Your answer should be a single number: the count of lines that include "NPAT".

**Task material**
** BEGIN **
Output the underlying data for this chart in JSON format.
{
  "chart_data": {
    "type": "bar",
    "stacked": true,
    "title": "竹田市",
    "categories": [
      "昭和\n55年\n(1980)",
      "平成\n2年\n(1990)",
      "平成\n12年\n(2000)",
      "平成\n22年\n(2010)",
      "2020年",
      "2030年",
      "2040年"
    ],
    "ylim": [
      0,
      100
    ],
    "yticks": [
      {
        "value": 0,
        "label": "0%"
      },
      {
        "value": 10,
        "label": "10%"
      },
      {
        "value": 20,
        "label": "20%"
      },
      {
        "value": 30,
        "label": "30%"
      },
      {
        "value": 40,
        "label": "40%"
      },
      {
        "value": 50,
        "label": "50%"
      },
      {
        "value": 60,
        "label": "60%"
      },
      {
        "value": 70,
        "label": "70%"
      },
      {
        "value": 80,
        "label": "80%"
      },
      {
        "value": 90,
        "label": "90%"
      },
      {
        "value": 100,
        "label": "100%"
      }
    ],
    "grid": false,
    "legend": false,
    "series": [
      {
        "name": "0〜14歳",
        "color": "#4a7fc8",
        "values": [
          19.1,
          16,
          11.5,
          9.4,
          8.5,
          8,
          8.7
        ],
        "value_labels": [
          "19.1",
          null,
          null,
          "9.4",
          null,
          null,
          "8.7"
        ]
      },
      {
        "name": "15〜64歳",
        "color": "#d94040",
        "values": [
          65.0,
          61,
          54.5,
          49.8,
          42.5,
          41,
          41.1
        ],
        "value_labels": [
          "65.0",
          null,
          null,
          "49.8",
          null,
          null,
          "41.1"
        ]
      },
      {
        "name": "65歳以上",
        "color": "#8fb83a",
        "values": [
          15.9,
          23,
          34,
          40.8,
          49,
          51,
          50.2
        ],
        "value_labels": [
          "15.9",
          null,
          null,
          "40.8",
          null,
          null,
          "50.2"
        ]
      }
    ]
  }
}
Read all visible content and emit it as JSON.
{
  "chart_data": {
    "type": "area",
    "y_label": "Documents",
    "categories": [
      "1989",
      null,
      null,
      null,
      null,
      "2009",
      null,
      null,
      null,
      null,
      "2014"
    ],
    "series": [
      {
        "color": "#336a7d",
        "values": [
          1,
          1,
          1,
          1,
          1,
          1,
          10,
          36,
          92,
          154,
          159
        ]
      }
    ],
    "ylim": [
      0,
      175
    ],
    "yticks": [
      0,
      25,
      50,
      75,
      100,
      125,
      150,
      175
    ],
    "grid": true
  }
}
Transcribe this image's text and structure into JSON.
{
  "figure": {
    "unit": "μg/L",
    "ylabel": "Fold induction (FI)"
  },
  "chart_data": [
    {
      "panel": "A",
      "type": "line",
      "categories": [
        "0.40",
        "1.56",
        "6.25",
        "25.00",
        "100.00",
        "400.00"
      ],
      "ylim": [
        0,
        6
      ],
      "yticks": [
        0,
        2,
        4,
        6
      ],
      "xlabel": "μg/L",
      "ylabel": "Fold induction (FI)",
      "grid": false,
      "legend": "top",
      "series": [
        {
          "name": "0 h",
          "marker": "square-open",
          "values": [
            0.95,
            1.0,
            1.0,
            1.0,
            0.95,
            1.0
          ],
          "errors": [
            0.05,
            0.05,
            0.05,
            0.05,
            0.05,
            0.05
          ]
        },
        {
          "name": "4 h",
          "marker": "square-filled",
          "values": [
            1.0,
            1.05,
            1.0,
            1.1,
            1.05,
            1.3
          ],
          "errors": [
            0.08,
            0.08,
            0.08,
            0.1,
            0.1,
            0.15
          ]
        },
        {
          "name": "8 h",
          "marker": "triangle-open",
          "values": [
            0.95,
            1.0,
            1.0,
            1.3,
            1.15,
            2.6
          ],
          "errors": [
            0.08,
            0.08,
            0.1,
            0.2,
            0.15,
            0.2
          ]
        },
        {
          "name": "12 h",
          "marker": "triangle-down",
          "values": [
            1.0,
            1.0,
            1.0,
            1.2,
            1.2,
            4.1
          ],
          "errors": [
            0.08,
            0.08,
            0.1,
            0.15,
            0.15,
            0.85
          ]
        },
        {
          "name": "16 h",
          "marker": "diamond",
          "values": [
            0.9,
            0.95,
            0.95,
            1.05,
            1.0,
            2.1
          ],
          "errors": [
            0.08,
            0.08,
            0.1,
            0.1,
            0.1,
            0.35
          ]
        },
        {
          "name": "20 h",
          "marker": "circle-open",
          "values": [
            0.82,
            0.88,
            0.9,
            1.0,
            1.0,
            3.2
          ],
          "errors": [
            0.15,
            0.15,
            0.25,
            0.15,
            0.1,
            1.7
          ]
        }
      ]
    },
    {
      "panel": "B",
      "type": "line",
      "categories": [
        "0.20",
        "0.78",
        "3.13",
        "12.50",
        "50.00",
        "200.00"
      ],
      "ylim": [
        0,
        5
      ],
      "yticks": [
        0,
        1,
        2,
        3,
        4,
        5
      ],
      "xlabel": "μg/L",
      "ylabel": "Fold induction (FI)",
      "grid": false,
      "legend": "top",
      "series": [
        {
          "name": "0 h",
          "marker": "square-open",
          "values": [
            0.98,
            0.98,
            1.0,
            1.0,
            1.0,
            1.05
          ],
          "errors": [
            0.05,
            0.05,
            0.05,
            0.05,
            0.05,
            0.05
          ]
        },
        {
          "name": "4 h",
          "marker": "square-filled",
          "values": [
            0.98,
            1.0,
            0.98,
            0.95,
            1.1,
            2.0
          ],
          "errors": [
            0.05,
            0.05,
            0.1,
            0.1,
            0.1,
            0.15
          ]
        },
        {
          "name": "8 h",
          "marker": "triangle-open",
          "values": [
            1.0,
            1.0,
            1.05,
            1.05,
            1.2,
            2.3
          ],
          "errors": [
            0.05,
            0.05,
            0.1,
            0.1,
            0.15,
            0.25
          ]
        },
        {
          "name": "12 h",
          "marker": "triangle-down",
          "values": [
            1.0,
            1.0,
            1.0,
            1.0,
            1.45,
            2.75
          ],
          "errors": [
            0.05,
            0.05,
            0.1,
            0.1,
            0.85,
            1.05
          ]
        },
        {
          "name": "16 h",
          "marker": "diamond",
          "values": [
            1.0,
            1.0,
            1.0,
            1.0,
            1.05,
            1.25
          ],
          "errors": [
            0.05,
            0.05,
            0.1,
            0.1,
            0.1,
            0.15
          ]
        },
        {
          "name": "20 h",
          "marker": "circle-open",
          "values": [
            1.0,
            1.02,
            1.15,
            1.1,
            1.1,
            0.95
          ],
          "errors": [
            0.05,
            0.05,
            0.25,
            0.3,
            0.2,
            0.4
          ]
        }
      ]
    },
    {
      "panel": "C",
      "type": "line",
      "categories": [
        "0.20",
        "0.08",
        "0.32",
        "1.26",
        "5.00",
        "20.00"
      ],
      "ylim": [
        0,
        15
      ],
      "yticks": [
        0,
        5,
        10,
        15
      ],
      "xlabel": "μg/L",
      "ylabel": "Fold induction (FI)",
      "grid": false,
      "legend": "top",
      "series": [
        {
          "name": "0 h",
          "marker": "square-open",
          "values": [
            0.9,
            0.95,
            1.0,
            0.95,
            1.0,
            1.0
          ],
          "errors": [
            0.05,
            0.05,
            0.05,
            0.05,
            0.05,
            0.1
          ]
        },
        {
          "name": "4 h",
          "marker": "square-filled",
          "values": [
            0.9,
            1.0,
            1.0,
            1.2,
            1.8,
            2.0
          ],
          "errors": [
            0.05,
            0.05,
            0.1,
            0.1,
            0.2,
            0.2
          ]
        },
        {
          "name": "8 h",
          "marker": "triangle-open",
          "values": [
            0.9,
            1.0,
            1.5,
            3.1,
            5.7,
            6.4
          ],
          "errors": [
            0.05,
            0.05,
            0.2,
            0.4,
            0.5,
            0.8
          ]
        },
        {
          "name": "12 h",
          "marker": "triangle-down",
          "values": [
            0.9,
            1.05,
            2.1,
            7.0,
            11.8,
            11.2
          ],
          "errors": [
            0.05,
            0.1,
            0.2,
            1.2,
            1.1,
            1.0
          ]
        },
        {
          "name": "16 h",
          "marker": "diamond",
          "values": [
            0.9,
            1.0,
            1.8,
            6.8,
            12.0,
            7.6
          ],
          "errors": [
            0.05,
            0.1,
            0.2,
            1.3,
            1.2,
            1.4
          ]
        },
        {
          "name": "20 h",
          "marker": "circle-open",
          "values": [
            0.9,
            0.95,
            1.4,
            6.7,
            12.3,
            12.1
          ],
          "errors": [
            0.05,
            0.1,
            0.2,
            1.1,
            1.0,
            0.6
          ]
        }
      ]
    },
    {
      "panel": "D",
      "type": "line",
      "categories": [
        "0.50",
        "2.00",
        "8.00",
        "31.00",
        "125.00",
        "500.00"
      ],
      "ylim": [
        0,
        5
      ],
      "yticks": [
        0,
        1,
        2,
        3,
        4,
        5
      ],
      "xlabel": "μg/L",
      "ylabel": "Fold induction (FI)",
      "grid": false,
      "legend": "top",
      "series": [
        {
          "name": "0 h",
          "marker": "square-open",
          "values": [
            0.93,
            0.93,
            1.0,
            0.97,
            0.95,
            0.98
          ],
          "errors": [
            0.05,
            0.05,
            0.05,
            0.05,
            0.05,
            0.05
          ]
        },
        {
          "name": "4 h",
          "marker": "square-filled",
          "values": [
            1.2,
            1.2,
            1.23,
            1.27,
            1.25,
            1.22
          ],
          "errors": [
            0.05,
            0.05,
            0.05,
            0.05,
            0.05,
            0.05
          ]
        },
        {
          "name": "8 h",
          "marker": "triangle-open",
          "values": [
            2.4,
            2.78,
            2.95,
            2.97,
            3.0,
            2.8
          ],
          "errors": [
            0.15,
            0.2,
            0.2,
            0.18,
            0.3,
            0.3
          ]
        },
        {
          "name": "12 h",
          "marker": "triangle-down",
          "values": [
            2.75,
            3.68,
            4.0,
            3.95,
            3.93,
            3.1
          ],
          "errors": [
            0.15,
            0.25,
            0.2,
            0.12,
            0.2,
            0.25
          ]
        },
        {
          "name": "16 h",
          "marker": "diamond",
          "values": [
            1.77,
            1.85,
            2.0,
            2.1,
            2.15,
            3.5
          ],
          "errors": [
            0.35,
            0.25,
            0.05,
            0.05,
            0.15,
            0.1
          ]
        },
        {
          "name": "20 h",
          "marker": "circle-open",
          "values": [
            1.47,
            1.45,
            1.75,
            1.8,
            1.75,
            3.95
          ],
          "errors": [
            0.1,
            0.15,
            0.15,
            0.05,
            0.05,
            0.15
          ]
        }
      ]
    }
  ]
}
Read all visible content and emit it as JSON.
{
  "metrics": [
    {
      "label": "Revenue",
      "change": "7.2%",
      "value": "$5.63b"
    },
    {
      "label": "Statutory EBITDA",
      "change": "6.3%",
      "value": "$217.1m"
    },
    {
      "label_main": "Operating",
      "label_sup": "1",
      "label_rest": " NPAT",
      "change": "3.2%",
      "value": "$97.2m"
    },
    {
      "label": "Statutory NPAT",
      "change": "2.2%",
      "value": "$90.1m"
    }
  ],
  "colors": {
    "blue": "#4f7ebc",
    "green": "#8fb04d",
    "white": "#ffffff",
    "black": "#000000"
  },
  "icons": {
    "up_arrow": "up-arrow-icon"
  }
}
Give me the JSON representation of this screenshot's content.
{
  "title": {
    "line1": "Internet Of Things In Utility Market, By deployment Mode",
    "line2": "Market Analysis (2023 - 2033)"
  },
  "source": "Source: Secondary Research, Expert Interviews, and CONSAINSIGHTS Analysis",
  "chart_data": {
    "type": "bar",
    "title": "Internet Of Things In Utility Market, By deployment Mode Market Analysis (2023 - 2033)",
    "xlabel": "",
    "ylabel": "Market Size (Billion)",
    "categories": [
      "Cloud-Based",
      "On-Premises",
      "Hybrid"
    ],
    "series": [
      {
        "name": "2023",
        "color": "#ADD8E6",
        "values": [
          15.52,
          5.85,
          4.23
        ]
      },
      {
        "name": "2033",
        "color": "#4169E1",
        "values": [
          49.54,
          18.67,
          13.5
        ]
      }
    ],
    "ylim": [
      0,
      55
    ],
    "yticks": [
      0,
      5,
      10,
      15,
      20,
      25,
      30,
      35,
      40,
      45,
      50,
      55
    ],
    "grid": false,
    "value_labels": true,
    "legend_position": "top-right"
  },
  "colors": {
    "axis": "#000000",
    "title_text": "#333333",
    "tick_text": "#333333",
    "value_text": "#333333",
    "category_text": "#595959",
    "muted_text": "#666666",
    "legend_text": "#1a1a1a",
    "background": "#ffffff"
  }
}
** END **
**Result of this exercise**
2